====== Provided data
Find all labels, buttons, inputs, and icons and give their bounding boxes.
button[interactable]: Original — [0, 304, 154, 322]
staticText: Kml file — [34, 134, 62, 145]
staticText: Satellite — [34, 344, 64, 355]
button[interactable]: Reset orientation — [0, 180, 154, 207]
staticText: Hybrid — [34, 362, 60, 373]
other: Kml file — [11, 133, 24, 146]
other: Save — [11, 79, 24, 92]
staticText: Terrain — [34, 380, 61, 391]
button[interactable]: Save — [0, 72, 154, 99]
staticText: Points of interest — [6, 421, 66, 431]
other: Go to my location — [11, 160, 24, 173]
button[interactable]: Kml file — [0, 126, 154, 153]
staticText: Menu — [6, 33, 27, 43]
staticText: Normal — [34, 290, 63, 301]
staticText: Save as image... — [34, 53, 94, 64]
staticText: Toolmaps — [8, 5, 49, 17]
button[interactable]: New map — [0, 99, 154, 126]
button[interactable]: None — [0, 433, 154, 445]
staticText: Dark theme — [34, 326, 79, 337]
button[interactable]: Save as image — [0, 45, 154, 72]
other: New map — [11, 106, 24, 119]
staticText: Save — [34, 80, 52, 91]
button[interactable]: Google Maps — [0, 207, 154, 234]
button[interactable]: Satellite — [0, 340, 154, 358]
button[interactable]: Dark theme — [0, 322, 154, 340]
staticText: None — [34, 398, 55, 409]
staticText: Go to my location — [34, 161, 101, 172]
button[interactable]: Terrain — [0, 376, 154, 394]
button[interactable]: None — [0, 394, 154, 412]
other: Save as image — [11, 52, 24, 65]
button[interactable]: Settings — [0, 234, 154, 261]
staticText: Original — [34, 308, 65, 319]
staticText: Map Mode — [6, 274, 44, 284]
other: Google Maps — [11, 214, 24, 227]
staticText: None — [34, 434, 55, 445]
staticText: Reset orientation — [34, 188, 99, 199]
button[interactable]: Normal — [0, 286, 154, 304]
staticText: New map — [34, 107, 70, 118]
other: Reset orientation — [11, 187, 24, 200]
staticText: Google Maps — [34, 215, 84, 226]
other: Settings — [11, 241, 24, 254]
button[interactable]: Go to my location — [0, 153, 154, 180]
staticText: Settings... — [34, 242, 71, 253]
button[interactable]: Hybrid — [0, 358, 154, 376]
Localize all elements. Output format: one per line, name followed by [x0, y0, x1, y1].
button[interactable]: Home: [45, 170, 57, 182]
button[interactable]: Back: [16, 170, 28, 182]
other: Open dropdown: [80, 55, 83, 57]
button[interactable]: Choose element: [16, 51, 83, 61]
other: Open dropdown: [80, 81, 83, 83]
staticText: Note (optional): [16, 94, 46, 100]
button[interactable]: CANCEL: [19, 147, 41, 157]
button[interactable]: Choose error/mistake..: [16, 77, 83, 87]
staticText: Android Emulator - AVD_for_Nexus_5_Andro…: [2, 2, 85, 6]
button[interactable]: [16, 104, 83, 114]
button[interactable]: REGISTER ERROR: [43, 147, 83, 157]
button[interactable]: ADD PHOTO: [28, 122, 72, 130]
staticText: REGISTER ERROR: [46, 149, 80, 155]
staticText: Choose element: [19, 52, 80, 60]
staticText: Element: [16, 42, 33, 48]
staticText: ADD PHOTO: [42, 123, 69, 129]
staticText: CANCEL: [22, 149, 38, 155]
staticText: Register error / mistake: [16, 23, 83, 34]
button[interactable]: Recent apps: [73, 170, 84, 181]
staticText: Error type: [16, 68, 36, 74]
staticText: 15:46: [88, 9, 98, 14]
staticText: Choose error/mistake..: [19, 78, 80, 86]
============
- **Short exercise**: Copy every line above word for word, keeping each character and the original order.

- **Response to the task**:
Find all labels, buttons, inputs, and icons and give their bounding boxes.
button[interactable]: Original — [0, 304, 154, 322]
staticText: Kml file — [34, 134, 62, 145]
staticText: Satellite — [34, 344, 64, 355]
button[interactable]: Reset orientation — [0, 180, 154, 207]
staticText: Hybrid — [34, 362, 60, 373]
other: Kml file — [11, 133, 24, 146]
other: Save — [11, 79, 24, 92]
staticText: Terrain — [34, 380, 61, 391]
button[interactable]: Save — [0, 72, 154, 99]
staticText: Points of interest — [6, 421, 66, 431]
other: Go to my location — [11, 160, 24, 173]
button[interactable]: Kml file — [0, 126, 154, 153]
staticText: Menu — [6, 33, 27, 43]
staticText: Normal — [34, 290, 63, 301]
staticText: Save as image... — [34, 53, 94, 64]
staticText: Toolmaps — [8, 5, 49, 17]
button[interactable]: New map — [0, 99, 154, 126]
button[interactable]: None — [0, 433, 154, 445]
staticText: Dark theme — [34, 326, 79, 337]
button[interactable]: Save as image — [0, 45, 154, 72]
other: New map — [11, 106, 24, 119]
staticText: Save — [34, 80, 52, 91]
button[interactable]: Google Maps — [0, 207, 154, 234]
button[interactable]: Satellite — [0, 340, 154, 358]
button[interactable]: Dark theme — [0, 322, 154, 340]
staticText: None — [34, 398, 55, 409]
staticText: Go to my location — [34, 161, 101, 172]
button[interactable]: Terrain — [0, 376, 154, 394]
button[interactable]: None — [0, 394, 154, 412]
other: Save as image — [11, 52, 24, 65]
button[interactable]: Settings — [0, 234, 154, 261]
staticText: Original — [34, 308, 65, 319]
staticText: Map Mode — [6, 274, 44, 284]
other: Google Maps — [11, 214, 24, 227]
staticText: None — [34, 434, 55, 445]
staticText: Reset orientation — [34, 188, 99, 199]
button[interactable]: Normal — [0, 286, 154, 304]
staticText: New map — [34, 107, 70, 118]
other: Reset orientation — [11, 187, 24, 200]
staticText: Google Maps — [34, 215, 84, 226]
other: Settings — [11, 241, 24, 254]
button[interactable]: Go to my location — [0, 153, 154, 180]
staticText: Settings... — [34, 242, 71, 253]
button[interactable]: Hybrid — [0, 358, 154, 376]
Localize all elements. Output format: one per line, name followed by [x0, y0, x1, y1].
button[interactable]: Home: [45, 170, 57, 182]
button[interactable]: Back: [16, 170, 28, 182]
other: Open dropdown: [80, 55, 83, 57]
button[interactable]: Choose element: [16, 51, 83, 61]
other: Open dropdown: [80, 81, 83, 83]
staticText: Note (optional): [16, 94, 46, 100]
button[interactable]: CANCEL: [19, 147, 41, 157]
button[interactable]: Choose error/mistake..: [16, 77, 83, 87]
staticText: Android Emulator - AVD_for_Nexus_5_Andro…: [2, 2, 85, 6]
button[interactable]: [16, 104, 83, 114]
button[interactable]: REGISTER ERROR: [43, 147, 83, 157]
button[interactable]: ADD PHOTO: [28, 122, 72, 130]
staticText: REGISTER ERROR: [46, 149, 80, 155]
staticText: Choose element: [19, 52, 80, 60]
staticText: Element: [16, 42, 33, 48]
staticText: ADD PHOTO: [42, 123, 69, 129]
staticText: CANCEL: [22, 149, 38, 155]
staticText: Register error / mistake: [16, 23, 83, 34]
button[interactable]: Recent apps: [73, 170, 84, 181]
staticText: Error type: [16, 68, 36, 74]
staticText: 15:46: [88, 9, 98, 14]
staticText: Choose error/mistake..: [19, 78, 80, 86]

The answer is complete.